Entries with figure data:
____________________
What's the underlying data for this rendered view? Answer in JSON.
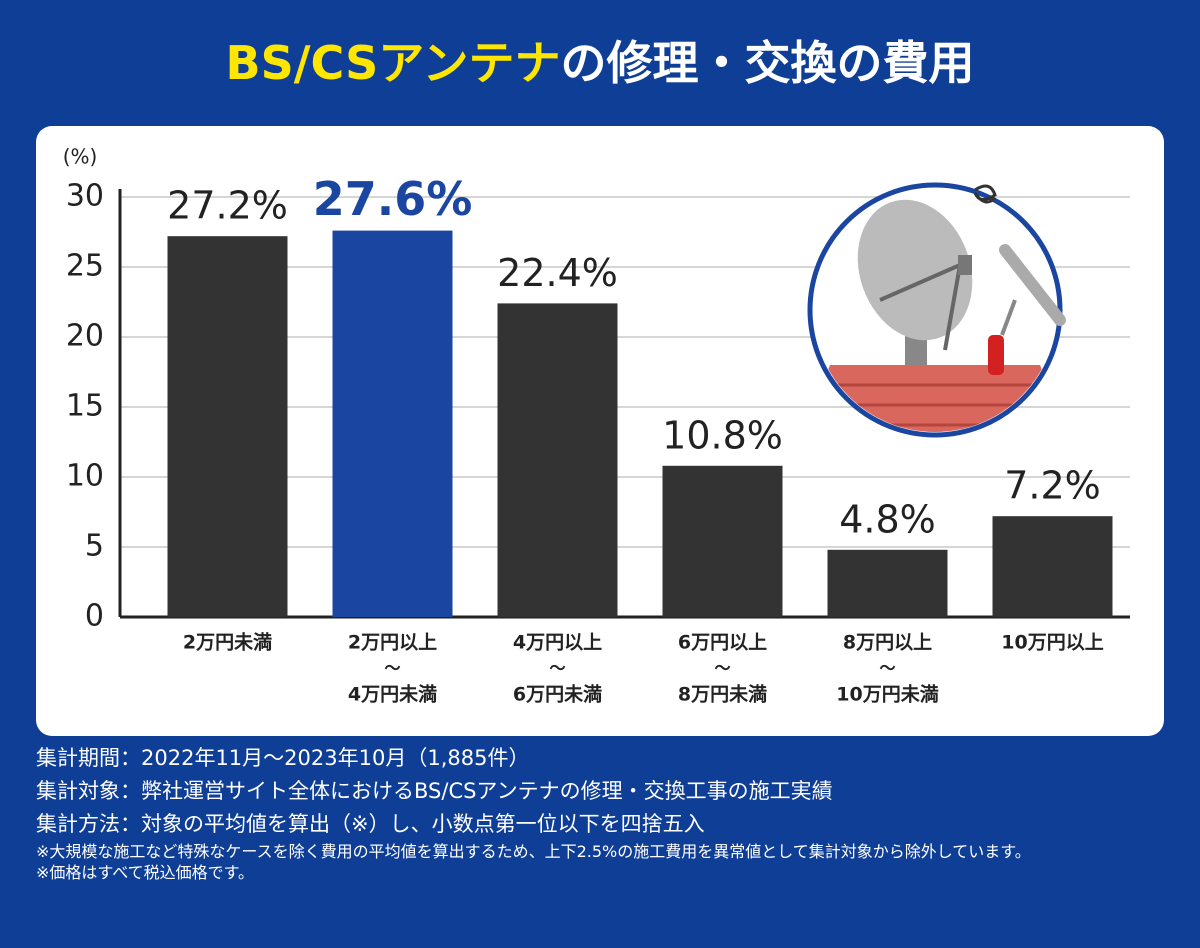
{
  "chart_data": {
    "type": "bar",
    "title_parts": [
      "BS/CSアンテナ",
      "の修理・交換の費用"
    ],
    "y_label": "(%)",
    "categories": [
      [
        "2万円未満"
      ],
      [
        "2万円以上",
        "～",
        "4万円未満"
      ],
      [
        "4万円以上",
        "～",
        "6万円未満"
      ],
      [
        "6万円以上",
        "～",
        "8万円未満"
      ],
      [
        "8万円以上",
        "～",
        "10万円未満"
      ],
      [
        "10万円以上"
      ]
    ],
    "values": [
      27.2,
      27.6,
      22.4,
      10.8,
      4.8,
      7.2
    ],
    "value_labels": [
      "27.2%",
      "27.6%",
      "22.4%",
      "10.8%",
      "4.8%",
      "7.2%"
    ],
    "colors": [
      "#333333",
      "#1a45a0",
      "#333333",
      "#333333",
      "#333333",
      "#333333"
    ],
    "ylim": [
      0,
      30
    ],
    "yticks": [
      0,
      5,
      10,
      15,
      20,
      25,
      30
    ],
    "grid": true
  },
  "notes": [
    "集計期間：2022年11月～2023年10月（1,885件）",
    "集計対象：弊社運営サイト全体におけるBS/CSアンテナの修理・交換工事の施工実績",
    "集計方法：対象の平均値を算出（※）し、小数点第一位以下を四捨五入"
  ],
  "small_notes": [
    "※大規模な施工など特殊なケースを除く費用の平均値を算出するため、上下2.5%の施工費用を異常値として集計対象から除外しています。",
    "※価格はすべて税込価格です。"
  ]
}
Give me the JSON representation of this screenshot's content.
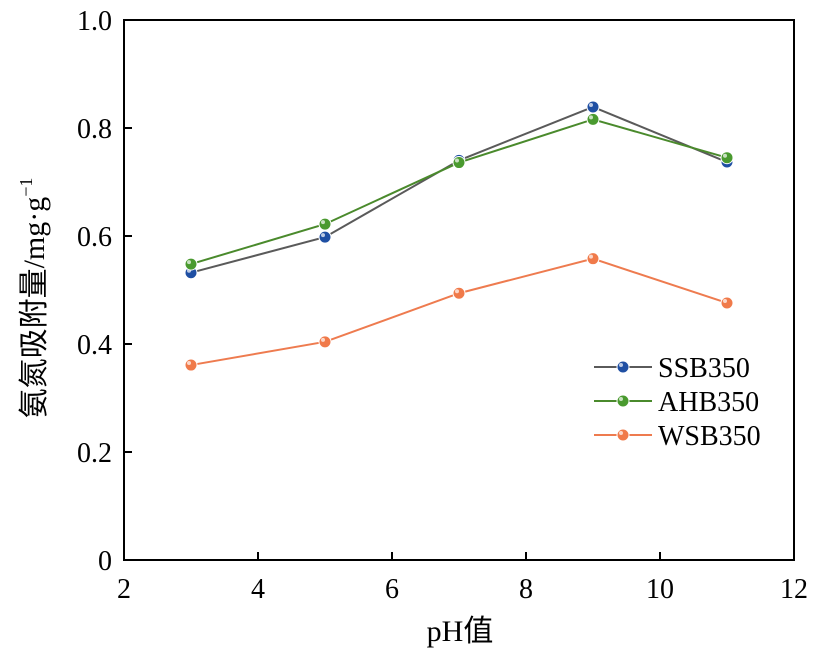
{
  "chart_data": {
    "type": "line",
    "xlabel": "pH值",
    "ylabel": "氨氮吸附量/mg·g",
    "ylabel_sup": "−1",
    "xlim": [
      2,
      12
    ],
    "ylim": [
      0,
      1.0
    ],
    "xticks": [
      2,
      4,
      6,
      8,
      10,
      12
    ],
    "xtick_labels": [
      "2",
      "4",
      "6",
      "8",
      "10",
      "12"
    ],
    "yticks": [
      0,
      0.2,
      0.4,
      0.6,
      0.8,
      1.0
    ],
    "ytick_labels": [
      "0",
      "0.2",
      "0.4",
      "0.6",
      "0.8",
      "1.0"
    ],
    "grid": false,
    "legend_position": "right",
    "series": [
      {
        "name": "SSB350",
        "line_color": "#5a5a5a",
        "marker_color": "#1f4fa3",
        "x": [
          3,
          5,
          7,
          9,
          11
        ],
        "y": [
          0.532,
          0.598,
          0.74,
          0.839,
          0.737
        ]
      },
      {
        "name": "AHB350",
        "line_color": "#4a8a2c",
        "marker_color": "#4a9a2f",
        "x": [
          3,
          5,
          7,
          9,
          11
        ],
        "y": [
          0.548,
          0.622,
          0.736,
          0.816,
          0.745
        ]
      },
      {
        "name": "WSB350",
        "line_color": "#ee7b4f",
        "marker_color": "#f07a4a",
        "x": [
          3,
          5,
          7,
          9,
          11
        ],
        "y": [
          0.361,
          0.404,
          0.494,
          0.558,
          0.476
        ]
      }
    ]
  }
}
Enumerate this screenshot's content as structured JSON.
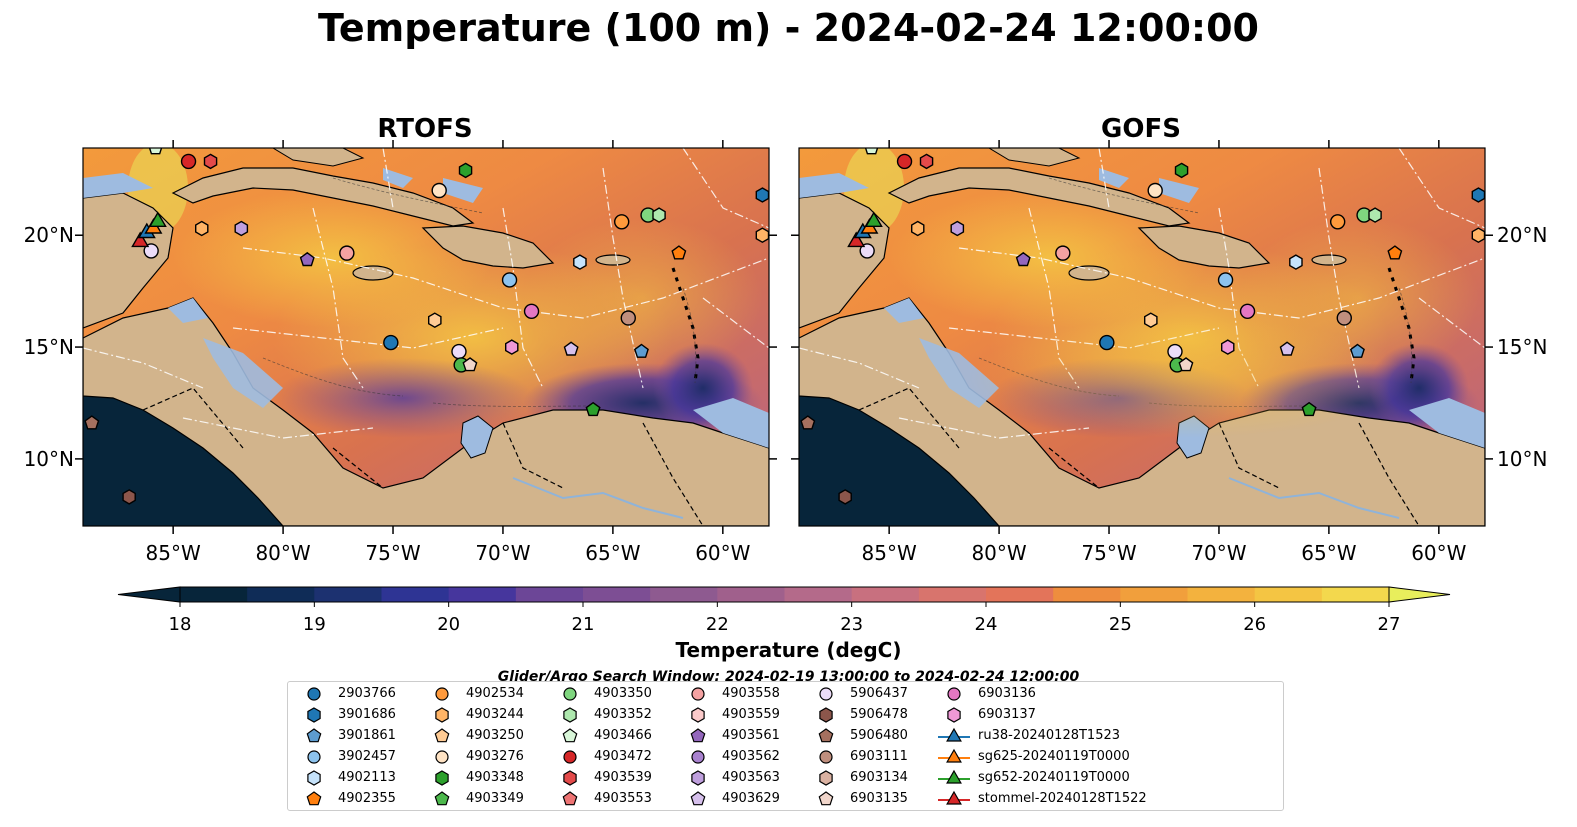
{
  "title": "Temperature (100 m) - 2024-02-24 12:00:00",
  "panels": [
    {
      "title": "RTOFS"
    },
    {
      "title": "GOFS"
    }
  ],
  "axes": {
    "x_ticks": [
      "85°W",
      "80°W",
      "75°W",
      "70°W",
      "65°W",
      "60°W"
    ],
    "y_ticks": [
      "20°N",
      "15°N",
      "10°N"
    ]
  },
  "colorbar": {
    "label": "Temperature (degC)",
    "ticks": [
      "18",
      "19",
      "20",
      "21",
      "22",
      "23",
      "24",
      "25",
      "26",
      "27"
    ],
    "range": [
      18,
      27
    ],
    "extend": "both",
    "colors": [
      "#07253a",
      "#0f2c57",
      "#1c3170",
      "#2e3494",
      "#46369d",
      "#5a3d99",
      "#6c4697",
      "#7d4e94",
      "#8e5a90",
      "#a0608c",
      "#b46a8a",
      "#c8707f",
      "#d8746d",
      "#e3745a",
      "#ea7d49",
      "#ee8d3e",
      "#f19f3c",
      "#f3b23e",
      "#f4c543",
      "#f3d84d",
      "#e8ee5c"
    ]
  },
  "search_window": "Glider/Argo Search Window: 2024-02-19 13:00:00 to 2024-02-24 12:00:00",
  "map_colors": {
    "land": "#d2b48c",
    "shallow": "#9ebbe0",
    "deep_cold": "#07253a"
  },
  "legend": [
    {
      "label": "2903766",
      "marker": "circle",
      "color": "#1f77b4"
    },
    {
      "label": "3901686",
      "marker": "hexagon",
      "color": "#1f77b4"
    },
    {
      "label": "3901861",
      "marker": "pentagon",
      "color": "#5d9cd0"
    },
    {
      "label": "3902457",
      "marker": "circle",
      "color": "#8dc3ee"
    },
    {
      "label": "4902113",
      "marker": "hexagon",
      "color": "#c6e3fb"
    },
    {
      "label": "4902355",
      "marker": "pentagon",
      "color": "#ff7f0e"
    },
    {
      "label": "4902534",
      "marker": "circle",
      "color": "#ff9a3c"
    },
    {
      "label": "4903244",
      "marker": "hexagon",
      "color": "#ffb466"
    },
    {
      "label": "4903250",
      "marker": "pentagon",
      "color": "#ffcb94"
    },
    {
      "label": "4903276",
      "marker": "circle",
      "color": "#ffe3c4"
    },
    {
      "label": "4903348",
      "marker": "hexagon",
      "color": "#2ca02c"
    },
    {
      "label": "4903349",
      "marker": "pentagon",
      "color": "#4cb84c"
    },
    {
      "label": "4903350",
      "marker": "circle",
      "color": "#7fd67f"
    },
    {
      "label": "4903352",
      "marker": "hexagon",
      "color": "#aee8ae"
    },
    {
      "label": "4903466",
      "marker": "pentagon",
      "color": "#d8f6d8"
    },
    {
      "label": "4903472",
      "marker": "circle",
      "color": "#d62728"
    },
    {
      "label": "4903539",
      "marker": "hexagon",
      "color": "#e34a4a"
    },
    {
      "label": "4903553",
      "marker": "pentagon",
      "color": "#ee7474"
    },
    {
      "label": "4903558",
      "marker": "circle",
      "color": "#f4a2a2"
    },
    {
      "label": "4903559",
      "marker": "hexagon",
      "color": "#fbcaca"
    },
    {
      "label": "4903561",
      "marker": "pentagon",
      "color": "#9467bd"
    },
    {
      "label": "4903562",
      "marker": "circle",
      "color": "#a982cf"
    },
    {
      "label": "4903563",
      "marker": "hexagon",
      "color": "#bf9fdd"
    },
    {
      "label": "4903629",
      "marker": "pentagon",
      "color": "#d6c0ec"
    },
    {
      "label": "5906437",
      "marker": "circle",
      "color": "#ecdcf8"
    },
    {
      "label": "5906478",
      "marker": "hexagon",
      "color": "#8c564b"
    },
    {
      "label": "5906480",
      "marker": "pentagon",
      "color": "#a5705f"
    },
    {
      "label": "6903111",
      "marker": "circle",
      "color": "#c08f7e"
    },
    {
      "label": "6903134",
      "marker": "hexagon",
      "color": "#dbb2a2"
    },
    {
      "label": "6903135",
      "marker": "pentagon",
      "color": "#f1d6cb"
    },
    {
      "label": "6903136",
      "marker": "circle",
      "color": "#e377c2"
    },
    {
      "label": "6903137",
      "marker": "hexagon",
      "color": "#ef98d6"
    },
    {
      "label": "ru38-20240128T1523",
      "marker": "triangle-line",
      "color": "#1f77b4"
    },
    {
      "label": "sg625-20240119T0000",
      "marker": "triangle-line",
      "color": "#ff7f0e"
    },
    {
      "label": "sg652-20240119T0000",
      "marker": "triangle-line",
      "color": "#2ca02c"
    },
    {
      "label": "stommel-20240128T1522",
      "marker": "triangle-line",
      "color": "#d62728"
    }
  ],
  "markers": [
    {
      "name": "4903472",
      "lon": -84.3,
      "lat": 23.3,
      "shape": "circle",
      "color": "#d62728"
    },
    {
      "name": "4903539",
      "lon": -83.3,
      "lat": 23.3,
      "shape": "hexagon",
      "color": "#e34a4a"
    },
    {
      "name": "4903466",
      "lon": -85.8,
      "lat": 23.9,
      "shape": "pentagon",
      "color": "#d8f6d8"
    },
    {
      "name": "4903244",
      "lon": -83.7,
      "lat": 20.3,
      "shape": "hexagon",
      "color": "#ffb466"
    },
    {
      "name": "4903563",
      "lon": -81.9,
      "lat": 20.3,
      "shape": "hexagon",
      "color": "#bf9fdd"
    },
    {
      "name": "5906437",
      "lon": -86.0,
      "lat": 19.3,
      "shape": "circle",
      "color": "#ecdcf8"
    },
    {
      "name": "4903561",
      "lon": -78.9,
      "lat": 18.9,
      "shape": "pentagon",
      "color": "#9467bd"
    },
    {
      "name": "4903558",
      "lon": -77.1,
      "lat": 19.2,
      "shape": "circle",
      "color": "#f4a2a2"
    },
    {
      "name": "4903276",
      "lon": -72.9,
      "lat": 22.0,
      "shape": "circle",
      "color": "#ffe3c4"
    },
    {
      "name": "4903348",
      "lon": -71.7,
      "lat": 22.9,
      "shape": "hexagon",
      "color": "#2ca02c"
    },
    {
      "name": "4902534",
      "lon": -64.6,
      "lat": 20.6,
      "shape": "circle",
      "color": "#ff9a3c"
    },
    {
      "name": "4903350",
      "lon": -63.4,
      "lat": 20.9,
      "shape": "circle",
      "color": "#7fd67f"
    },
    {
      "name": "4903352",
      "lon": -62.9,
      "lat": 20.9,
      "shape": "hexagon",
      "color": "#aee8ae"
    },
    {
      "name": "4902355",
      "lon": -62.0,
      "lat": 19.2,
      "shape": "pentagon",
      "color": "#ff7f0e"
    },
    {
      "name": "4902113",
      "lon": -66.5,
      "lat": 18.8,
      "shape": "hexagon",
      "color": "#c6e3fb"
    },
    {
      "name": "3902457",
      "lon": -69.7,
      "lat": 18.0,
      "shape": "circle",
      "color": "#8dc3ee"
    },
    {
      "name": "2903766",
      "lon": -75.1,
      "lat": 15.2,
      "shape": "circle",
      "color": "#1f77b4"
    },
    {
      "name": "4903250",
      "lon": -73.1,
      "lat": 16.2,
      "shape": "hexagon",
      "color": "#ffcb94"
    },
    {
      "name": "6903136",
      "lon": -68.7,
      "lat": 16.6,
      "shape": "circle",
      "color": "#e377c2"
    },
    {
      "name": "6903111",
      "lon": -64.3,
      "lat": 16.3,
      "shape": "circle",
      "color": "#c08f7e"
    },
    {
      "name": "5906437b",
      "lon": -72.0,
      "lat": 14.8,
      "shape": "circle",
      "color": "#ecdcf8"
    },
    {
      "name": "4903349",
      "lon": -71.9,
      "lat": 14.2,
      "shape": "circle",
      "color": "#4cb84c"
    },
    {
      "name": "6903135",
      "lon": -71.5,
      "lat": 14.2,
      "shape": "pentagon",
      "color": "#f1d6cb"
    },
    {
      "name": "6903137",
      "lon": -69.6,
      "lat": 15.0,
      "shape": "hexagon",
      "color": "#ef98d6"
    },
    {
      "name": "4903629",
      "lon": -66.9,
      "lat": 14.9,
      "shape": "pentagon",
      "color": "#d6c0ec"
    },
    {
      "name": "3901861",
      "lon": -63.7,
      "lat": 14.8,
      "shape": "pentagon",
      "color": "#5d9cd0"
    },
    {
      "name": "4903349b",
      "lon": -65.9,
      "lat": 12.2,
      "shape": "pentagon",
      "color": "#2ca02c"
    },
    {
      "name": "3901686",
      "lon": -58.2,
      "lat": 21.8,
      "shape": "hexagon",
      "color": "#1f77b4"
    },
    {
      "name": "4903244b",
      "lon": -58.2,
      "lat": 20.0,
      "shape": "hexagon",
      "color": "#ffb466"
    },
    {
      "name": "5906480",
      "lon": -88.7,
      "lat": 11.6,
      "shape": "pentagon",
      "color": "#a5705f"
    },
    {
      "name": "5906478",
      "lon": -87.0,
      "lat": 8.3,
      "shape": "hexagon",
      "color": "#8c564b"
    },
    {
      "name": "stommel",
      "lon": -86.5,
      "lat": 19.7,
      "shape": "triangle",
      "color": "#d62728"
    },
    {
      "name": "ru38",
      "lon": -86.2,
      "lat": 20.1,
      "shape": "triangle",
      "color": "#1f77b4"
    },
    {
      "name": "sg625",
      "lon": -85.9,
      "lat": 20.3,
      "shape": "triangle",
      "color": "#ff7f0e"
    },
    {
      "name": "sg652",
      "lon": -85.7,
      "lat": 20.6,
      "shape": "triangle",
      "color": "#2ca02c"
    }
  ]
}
____________________
▶ PROBLEM TO SOLVE
Gather all lines where the word "screenshot" appears.

▶ ANSWER BELOW
Give me the JSON representation of this screenshot's content.
Enumerate this screenshot's content as structured JSON.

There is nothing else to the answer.